## begin Data for the task
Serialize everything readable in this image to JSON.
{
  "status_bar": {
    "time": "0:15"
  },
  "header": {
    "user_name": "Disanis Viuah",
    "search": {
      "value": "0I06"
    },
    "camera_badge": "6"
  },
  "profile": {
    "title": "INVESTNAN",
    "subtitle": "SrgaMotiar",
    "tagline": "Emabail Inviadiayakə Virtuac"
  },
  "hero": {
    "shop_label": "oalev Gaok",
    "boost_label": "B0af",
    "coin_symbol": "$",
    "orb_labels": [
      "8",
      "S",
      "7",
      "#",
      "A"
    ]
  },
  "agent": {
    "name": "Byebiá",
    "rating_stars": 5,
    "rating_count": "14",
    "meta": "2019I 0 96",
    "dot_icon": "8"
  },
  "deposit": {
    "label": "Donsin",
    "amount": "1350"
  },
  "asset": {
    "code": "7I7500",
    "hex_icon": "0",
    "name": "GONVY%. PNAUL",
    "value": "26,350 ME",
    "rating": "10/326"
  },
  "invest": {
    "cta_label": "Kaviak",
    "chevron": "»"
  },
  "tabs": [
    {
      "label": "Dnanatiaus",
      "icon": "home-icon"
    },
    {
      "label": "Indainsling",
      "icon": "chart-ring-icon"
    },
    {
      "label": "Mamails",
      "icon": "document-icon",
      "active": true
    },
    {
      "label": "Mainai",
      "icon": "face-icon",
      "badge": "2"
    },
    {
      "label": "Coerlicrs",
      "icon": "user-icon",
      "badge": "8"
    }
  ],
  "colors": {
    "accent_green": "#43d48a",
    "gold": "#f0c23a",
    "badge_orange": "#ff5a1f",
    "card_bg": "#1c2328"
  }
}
## end Data for the task
▸ What to produce
Repeat all of the records above exactly as written.

▸ Full output
Serialize everything readable in this image to JSON.
{
  "status_bar": {
    "time": "0:15"
  },
  "header": {
    "user_name": "Disanis Viuah",
    "search": {
      "value": "0I06"
    },
    "camera_badge": "6"
  },
  "profile": {
    "title": "INVESTNAN",
    "subtitle": "SrgaMotiar",
    "tagline": "Emabail Inviadiayakə Virtuac"
  },
  "hero": {
    "shop_label": "oalev Gaok",
    "boost_label": "B0af",
    "coin_symbol": "$",
    "orb_labels": [
      "8",
      "S",
      "7",
      "#",
      "A"
    ]
  },
  "agent": {
    "name": "Byebiá",
    "rating_stars": 5,
    "rating_count": "14",
    "meta": "2019I 0 96",
    "dot_icon": "8"
  },
  "deposit": {
    "label": "Donsin",
    "amount": "1350"
  },
  "asset": {
    "code": "7I7500",
    "hex_icon": "0",
    "name": "GONVY%. PNAUL",
    "value": "26,350 ME",
    "rating": "10/326"
  },
  "invest": {
    "cta_label": "Kaviak",
    "chevron": "»"
  },
  "tabs": [
    {
      "label": "Dnanatiaus",
      "icon": "home-icon"
    },
    {
      "label": "Indainsling",
      "icon": "chart-ring-icon"
    },
    {
      "label": "Mamails",
      "icon": "document-icon",
      "active": true
    },
    {
      "label": "Mainai",
      "icon": "face-icon",
      "badge": "2"
    },
    {
      "label": "Coerlicrs",
      "icon": "user-icon",
      "badge": "8"
    }
  ],
  "colors": {
    "accent_green": "#43d48a",
    "gold": "#f0c23a",
    "badge_orange": "#ff5a1f",
    "card_bg": "#1c2328"
  }
}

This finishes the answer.